:: Data to process
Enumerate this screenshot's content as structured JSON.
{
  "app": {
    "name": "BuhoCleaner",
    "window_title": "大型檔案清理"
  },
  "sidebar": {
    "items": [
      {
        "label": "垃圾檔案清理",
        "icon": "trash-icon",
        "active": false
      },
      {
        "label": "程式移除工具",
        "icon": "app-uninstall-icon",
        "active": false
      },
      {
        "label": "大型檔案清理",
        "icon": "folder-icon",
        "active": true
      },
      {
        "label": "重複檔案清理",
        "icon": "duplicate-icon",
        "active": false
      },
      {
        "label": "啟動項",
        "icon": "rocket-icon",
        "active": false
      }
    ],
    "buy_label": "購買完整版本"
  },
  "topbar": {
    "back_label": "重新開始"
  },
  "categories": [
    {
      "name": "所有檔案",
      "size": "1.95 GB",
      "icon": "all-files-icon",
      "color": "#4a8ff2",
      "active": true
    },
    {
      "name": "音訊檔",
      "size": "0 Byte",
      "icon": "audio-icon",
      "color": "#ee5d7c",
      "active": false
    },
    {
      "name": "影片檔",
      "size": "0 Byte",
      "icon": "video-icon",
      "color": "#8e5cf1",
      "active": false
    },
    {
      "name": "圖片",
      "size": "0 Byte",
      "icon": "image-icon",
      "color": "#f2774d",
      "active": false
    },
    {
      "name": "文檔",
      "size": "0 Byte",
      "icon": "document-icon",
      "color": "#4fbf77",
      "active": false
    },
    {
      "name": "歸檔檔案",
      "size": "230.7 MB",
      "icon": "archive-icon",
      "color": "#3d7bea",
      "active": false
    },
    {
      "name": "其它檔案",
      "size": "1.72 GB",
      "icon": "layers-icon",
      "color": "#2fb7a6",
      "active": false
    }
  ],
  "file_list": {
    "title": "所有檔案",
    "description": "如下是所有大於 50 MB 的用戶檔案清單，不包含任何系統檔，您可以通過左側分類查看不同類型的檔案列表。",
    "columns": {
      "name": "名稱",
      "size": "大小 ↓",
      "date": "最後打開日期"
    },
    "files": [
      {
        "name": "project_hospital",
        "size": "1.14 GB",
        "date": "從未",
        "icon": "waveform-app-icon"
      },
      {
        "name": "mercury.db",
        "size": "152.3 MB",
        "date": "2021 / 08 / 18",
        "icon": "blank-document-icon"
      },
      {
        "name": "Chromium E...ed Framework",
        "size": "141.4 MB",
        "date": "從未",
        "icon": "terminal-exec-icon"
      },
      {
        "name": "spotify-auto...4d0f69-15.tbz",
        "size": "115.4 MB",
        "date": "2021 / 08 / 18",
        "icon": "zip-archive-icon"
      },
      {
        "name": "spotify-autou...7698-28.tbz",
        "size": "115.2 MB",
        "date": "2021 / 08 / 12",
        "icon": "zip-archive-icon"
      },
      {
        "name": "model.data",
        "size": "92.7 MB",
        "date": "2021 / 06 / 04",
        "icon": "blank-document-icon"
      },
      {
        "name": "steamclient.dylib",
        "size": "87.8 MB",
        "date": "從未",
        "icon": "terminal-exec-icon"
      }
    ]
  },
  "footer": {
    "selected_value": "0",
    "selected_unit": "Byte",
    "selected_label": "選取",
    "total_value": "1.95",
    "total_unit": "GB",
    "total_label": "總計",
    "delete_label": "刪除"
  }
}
::::
■ **Goal of the exercise**
Select every line in the material above where the string "spotify" occurs, and copy it.

■ **Final result**
        "name": "spotify-auto...4d0f69-15.tbz",
        "name": "spotify-autou...7698-28.tbz",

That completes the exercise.